Do this:
Reproduce each of the rows below character for character, changing nothing.

[Begin]

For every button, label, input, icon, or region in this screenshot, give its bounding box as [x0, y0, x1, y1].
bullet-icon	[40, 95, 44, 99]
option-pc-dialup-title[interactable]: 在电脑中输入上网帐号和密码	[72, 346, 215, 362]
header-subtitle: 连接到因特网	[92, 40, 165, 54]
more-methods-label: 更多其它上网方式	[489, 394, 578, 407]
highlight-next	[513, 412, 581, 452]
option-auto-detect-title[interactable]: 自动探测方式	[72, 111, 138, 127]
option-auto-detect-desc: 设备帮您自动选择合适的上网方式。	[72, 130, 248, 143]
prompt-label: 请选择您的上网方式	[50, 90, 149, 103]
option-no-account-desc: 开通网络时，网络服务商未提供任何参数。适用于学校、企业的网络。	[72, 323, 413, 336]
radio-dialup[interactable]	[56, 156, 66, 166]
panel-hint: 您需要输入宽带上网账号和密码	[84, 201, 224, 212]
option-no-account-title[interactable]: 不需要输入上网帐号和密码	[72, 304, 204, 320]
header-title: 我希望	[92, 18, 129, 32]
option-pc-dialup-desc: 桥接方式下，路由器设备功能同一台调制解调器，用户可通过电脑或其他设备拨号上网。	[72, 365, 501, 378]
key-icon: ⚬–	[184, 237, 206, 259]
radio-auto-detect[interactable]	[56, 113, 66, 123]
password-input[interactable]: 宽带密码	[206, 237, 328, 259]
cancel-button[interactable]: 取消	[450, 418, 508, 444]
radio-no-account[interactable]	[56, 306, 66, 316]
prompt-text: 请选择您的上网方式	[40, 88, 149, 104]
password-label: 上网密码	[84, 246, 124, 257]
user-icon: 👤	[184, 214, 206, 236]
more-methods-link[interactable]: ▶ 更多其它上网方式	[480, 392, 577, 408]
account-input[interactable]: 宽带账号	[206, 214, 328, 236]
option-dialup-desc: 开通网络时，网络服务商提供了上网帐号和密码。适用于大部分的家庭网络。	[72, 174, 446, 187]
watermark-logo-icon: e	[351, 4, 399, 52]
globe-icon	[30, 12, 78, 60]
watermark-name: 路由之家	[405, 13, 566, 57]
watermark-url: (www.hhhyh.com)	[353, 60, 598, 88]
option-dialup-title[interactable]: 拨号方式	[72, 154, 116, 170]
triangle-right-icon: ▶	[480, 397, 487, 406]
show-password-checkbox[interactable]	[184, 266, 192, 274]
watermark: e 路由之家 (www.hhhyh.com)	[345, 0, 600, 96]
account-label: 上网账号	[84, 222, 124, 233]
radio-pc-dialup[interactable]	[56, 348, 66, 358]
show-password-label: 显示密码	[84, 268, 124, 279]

[End]

Reply:
For every button, label, input, icon, or region in this screenshot, give its bounding box as [x0, y0, x1, y1].
bullet-icon	[40, 95, 44, 99]
option-pc-dialup-title[interactable]: 在电脑中输入上网帐号和密码	[72, 346, 215, 362]
header-subtitle: 连接到因特网	[92, 40, 165, 54]
more-methods-label: 更多其它上网方式	[489, 394, 578, 407]
highlight-next	[513, 412, 581, 452]
option-auto-detect-title[interactable]: 自动探测方式	[72, 111, 138, 127]
option-auto-detect-desc: 设备帮您自动选择合适的上网方式。	[72, 130, 248, 143]
prompt-label: 请选择您的上网方式	[50, 90, 149, 103]
option-no-account-desc: 开通网络时，网络服务商未提供任何参数。适用于学校、企业的网络。	[72, 323, 413, 336]
radio-dialup[interactable]	[56, 156, 66, 166]
panel-hint: 您需要输入宽带上网账号和密码	[84, 201, 224, 212]
option-no-account-title[interactable]: 不需要输入上网帐号和密码	[72, 304, 204, 320]
header-title: 我希望	[92, 18, 129, 32]
option-pc-dialup-desc: 桥接方式下，路由器设备功能同一台调制解调器，用户可通过电脑或其他设备拨号上网。	[72, 365, 501, 378]
key-icon: ⚬–	[184, 237, 206, 259]
radio-auto-detect[interactable]	[56, 113, 66, 123]
password-input[interactable]: 宽带密码	[206, 237, 328, 259]
cancel-button[interactable]: 取消	[450, 418, 508, 444]
radio-no-account[interactable]	[56, 306, 66, 316]
prompt-text: 请选择您的上网方式	[40, 88, 149, 104]
password-label: 上网密码	[84, 246, 124, 257]
user-icon: 👤	[184, 214, 206, 236]
more-methods-link[interactable]: ▶ 更多其它上网方式	[480, 392, 577, 408]
account-input[interactable]: 宽带账号	[206, 214, 328, 236]
option-dialup-desc: 开通网络时，网络服务商提供了上网帐号和密码。适用于大部分的家庭网络。	[72, 174, 446, 187]
watermark-logo-icon: e	[351, 4, 399, 52]
globe-icon	[30, 12, 78, 60]
watermark-name: 路由之家	[405, 13, 566, 57]
watermark-url: (www.hhhyh.com)	[353, 60, 598, 88]
option-dialup-title[interactable]: 拨号方式	[72, 154, 116, 170]
triangle-right-icon: ▶	[480, 397, 487, 406]
show-password-checkbox[interactable]	[184, 266, 192, 274]
watermark: e 路由之家 (www.hhhyh.com)	[345, 0, 600, 96]
account-label: 上网账号	[84, 222, 124, 233]
radio-pc-dialup[interactable]	[56, 348, 66, 358]
show-password-label: 显示密码	[84, 268, 124, 279]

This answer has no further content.